▸ Extrait choisi:

Réveil flottant, à sept
heures, regarder ciel et lumière en frange sur le mur, se persuader.
Partie avec une robe, deux
pantalons et des draps chez le teinturier, en repartir avec un
pantalon et des draps.... continuer, parce que j'avais découvert,
sur le site du festival, l'existence d'une petite exposition, dont je
n'entends pas parler,
tout près, à la maison
des vins,
empty stages :
«Le metteur en scène Tim Etchells et le photographe Hugo
Glendinning ont rêvé devant toutes sortes de scènes vides, mus par
une fascination pour cet espace vierge, double théâtral de la page
blanche.»
L'idée m'avait séduite
– c'est en fait assez fascinant, une salle avec une série de
photos frontales de scènes abandonnées parfois sans doute
définitivement, théâtre en presque ruine, tagué, ou
provisoirement, salles de fête, estrade dans un coin de cabaret,
podium sur une plage, ou devant de l'herbe... (j'y ai envoyé un
couple qui se demandait si on pouvait visiter l'hôtel, ce qui n'est
pas le cas sauf cette salle, que l'on a à soi)

▸ Consigne à suivre: Recopiez le passage de l'extrait sur l'exposition compris entre « L'idée m'avait séduite » et « l'on a à soi) », ces mots inclus, en remplaçant « plage » par « terrasse ».

▸ Informations affichées:
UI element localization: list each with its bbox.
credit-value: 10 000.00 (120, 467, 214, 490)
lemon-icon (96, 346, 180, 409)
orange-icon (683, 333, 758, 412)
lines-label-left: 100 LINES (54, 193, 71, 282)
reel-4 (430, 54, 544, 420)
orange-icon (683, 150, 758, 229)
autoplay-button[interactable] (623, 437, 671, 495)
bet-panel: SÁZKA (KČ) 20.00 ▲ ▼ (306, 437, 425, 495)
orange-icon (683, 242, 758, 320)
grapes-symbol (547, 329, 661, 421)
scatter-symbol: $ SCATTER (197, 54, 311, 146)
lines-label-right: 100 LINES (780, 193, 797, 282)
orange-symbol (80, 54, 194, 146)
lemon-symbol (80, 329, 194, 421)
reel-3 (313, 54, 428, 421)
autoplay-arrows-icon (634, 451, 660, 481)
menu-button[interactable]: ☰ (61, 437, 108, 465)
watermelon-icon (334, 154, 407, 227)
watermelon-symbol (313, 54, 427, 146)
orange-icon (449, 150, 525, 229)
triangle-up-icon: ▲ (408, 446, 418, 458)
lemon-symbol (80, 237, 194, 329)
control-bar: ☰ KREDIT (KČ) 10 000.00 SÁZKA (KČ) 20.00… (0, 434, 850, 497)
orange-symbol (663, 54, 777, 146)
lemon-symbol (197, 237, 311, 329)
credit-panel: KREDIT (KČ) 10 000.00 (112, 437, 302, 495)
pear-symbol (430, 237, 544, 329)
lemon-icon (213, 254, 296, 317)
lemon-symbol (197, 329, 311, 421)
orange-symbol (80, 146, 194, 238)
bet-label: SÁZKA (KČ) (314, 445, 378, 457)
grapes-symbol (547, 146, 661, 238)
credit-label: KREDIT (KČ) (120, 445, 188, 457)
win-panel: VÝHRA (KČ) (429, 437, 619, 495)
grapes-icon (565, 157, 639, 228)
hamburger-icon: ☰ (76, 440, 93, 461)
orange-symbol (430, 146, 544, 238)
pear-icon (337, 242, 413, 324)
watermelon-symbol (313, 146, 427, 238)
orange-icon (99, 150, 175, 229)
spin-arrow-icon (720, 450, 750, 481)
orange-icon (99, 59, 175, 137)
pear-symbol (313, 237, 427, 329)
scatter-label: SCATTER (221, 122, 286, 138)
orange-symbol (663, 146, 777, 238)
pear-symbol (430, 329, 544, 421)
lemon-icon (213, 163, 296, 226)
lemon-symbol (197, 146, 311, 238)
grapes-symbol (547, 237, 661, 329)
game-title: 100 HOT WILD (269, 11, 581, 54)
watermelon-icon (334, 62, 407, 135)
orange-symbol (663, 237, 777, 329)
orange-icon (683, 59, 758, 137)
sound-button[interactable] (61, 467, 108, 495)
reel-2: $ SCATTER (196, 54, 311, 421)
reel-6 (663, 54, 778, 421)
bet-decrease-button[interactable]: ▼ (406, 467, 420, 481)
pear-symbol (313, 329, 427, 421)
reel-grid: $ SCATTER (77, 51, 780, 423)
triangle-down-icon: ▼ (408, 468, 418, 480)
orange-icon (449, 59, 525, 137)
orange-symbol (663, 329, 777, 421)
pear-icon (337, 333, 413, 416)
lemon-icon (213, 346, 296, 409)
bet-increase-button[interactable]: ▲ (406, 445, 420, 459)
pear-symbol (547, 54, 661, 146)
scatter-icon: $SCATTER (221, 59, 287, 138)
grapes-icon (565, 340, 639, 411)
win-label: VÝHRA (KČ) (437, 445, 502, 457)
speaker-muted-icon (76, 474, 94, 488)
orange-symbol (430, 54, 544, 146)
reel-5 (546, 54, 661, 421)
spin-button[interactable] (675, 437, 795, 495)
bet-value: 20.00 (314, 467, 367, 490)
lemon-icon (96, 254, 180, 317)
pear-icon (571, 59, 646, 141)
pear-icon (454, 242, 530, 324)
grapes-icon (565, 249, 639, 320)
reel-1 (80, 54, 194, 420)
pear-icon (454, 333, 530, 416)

▸ Résultat obtenu:
L'idée m'avait séduite
– c'est en fait assez fascinant, une salle avec une série de
photos frontales de scènes abandonnées parfois sans doute
définitivement, théâtre en presque ruine, tagué, ou
provisoirement, salles de fête, estrade dans un coin de cabaret,
podium sur une terrasse, ou devant de l'herbe... (j'y ai envoyé un
couple qui se demandait si on pouvait visiter l'hôtel, ce qui n'est
pas le cas sauf cette salle, que l'on a à soi)